▶ **Job**: Copy out the items verbatim, from the first one through the line that contains "198, 828, 204]".

------ Excerpted records

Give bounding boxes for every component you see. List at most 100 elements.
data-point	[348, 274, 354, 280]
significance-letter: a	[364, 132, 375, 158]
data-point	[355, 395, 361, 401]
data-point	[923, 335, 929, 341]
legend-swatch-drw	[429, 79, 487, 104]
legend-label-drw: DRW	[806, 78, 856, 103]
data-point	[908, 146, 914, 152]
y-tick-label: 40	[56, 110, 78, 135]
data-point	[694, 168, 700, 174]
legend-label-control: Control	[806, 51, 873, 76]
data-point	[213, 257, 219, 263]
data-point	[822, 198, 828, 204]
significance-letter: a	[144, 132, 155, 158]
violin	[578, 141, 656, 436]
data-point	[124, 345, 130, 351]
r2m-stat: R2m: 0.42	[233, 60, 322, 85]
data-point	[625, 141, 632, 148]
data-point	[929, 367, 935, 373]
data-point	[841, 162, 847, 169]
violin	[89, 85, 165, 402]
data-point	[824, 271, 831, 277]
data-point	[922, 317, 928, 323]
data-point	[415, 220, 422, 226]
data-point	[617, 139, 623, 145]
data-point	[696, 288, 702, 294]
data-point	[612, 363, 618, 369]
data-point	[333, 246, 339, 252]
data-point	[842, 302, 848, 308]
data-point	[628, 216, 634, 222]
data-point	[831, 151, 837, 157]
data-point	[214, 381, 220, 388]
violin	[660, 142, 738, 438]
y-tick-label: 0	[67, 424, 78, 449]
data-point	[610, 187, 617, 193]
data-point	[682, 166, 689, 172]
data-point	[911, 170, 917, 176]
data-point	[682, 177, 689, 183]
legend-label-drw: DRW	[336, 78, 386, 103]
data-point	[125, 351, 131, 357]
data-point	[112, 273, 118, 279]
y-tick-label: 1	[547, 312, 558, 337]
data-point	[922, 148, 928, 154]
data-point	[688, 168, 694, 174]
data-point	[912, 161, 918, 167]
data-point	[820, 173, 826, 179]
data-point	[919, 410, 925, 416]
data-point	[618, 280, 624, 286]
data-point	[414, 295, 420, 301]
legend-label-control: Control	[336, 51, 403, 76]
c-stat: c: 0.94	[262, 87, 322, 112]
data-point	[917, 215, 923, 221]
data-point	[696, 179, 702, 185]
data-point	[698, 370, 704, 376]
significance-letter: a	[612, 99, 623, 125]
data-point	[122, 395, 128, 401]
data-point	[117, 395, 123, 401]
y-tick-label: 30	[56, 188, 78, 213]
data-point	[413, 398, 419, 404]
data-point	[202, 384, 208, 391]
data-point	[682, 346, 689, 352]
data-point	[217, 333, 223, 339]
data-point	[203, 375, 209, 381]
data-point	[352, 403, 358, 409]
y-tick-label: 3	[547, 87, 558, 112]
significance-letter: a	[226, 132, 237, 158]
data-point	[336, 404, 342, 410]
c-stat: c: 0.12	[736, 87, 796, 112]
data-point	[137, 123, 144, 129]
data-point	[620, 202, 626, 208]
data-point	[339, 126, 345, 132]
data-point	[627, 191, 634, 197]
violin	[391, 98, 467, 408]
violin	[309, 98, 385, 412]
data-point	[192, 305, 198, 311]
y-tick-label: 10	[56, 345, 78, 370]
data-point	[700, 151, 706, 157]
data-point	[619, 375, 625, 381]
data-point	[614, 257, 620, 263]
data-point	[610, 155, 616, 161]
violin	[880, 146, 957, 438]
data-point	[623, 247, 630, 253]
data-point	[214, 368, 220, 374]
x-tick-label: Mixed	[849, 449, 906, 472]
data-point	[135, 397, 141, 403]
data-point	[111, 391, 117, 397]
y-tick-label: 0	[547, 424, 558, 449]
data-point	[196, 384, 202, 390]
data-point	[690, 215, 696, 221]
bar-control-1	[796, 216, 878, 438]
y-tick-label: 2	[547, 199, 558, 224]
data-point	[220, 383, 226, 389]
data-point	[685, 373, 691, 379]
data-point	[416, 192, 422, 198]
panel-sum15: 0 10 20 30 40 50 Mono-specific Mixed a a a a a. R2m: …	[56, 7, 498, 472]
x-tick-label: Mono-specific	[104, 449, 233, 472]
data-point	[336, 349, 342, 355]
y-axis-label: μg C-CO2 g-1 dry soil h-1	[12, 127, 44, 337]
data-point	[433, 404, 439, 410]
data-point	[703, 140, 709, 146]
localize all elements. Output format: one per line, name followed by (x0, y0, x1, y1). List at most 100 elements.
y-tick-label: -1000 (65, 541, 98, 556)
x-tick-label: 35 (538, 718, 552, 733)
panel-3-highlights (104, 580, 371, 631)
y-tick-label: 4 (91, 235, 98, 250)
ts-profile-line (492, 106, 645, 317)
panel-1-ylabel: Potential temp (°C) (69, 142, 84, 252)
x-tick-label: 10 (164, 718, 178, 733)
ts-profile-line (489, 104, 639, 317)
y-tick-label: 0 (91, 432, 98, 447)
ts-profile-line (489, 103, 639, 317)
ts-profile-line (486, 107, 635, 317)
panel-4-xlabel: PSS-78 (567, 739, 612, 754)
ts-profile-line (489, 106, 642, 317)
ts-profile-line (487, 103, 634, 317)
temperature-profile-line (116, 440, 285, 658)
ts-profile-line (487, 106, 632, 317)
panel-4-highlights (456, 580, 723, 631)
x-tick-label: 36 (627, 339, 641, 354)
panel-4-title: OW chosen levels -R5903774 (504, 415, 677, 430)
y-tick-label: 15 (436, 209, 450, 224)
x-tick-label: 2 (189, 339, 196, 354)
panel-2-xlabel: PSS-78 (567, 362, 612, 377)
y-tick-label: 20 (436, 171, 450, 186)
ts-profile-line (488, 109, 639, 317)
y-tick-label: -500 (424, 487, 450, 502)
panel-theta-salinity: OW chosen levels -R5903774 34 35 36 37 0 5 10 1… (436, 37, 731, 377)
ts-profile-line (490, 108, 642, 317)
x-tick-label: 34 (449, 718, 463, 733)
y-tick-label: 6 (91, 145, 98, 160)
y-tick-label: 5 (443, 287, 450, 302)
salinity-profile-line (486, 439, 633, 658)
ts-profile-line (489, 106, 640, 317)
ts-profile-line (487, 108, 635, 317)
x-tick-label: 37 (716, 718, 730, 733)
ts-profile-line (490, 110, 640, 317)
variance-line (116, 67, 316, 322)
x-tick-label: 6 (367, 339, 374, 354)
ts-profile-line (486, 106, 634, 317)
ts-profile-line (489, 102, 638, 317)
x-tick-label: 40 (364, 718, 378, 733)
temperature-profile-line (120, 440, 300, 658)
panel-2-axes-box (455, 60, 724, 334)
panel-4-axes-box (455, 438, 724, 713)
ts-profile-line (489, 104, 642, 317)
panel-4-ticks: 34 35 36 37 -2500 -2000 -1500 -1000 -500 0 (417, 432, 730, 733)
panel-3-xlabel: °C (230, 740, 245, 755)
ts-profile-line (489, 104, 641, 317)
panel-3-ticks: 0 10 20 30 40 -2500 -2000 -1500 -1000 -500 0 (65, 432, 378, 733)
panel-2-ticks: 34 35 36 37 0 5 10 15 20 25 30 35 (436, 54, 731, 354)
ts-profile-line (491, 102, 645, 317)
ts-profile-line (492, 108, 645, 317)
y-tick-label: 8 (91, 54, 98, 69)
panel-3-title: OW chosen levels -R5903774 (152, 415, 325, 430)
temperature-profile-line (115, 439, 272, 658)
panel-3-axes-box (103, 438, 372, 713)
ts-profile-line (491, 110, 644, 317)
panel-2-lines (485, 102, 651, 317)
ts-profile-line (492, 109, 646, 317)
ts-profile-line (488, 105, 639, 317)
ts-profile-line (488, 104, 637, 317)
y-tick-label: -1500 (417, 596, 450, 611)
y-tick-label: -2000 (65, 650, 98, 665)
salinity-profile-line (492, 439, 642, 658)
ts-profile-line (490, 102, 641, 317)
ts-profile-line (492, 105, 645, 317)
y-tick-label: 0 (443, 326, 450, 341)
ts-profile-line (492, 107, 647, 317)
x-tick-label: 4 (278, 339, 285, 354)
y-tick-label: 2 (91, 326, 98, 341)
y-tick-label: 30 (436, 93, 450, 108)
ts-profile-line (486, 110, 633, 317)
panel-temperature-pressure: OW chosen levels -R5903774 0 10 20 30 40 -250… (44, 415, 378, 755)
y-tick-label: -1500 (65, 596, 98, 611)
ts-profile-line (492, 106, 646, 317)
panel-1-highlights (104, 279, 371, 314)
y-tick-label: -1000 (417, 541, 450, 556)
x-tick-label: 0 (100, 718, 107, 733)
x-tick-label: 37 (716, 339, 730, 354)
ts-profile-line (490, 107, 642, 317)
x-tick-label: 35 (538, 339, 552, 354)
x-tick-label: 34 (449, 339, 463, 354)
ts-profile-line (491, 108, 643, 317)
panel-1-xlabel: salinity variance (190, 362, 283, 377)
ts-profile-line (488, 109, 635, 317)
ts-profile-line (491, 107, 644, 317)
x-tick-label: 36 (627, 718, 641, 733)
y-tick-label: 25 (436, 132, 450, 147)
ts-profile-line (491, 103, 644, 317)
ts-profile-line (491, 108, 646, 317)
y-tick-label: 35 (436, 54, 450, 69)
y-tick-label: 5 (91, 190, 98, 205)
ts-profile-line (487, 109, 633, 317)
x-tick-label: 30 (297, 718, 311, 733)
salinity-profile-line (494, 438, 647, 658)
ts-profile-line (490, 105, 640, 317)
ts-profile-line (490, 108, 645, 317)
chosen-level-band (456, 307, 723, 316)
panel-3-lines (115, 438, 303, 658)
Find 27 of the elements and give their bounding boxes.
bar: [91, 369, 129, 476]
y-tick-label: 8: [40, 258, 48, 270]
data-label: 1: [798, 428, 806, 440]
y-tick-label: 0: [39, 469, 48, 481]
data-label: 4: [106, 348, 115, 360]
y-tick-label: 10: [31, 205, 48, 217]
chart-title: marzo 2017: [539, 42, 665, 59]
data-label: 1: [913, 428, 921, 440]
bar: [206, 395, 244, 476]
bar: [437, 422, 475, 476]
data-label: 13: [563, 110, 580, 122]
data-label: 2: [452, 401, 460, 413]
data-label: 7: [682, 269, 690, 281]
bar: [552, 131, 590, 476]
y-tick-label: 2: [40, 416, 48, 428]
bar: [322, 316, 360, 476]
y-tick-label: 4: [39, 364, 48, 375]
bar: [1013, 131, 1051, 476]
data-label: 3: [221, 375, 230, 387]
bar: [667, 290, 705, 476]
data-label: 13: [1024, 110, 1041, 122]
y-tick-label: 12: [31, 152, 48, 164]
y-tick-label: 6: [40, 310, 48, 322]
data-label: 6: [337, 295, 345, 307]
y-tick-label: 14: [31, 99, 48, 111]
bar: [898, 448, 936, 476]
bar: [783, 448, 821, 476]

------------

▶ **Task output**:
Give bounding boxes for every component you see. List at most 100 elements.
data-point	[348, 274, 354, 280]
significance-letter: a	[364, 132, 375, 158]
data-point	[355, 395, 361, 401]
data-point	[923, 335, 929, 341]
legend-swatch-drw	[429, 79, 487, 104]
legend-label-drw: DRW	[806, 78, 856, 103]
data-point	[908, 146, 914, 152]
y-tick-label: 40	[56, 110, 78, 135]
data-point	[694, 168, 700, 174]
legend-label-control: Control	[806, 51, 873, 76]
data-point	[213, 257, 219, 263]
data-point	[822, 198, 828, 204]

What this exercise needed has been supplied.